- MATERIAL PROVIDED

┄┄┄┄┄┄

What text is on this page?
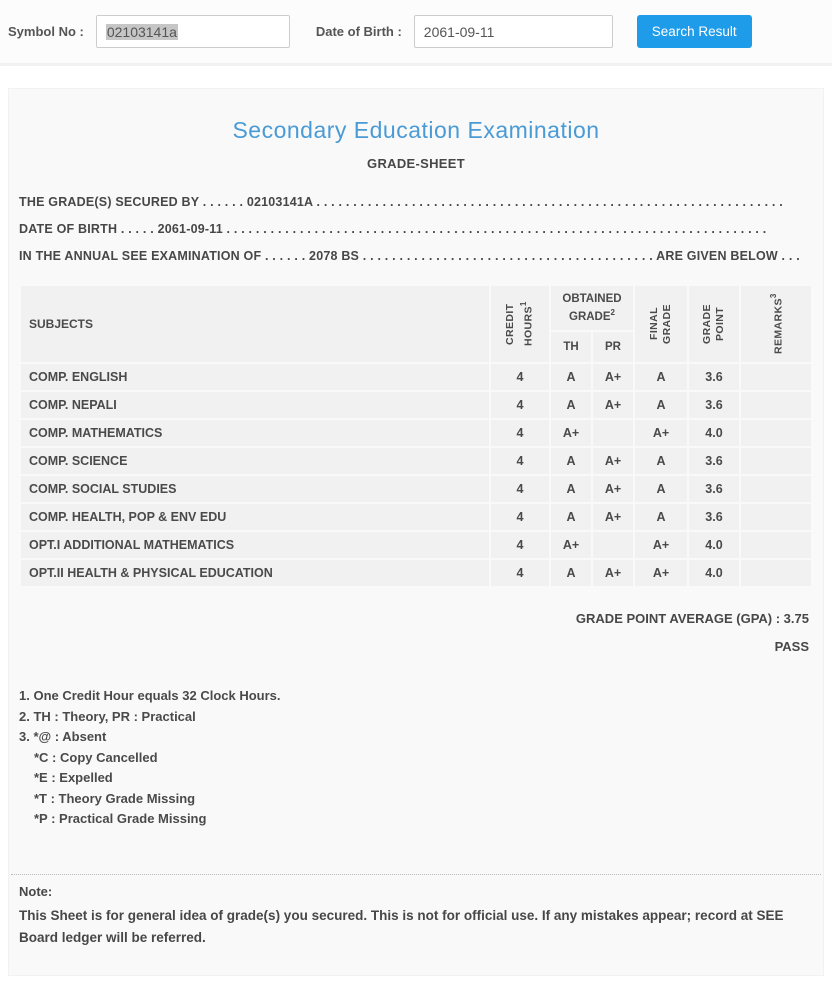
Symbol No : 02103141a	Date of Birth :
2061-09-11	Search Result
Secondary Education Examination
GRADE-SHEET
THE GRADE(S) SECURED BY . . . . . . 02103141A . . . . . . . . . . . . . . . . . . . . . . . . . . . . . . . . . . . . . . . . . . . . . . . . . . . . . . . . . . . . . . . .
DATE OF BIRTH . . . . . 2061-09-11 . . . . . . . . . . . . . . . . . . . . . . . . . . . . . . . . . . . . . . . . . . . . . . . . . . . . . . . . . . . . . . . . . . . . . . . . . .
IN THE ANNUAL SEE EXAMINATION OF . . . . . . 2078 BS . . . . . . . . . . . . . . . . . . . . . . . . . . . . . . . . . . . . . . . . ARE GIVEN BELOW . . .
SUBJECTS	CREDIT HOURS$^1$	OBTAINED GRADE$^2$		FINAL GRADE	GRADE POINT	REMARKS$^3$

		TH	PR			
COMP. ENGLISH	4	A	A+	A	3.6	
COMP. NEPALI	4	A	A+	A	3.6	
COMP. MATHEMATICS	4	A+		A+	4.0	
COMP. SCIENCE	4	A	A+	A	3.6	
COMP. SOCIAL STUDIES	4	A	A+	A	3.6	
COMP. HEALTH, POP & ENV EDU	4	A	A+	A	3.6	
OPT.I ADDITIONAL MATHEMATICS	4	A+		A+	4.0	
OPT.II HEALTH & PHYSICAL EDUCATION	4	A	A+	A+	4.0	
GRADE POINT AVERAGE (GPA) : 3.75
PASS
1. One Credit Hour equals 32 Clock Hours.
2. TH : Theory, PR : Practical
3. *@ : Absent
*C : Copy Cancelled
*E : Expelled
*T : Theory Grade Missing
*P : Practical Grade Missing
Note:
This Sheet is for general idea of grade(s) you secured. This is not for official use. If any mistakes appear; record at SEE Board ledger will be referred.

┄┄┄┄┄┄

- TASK GOAL
Determine the number of lines where the string "Theory" occurs, and give that number only.

- REPLY TO THE TASK
2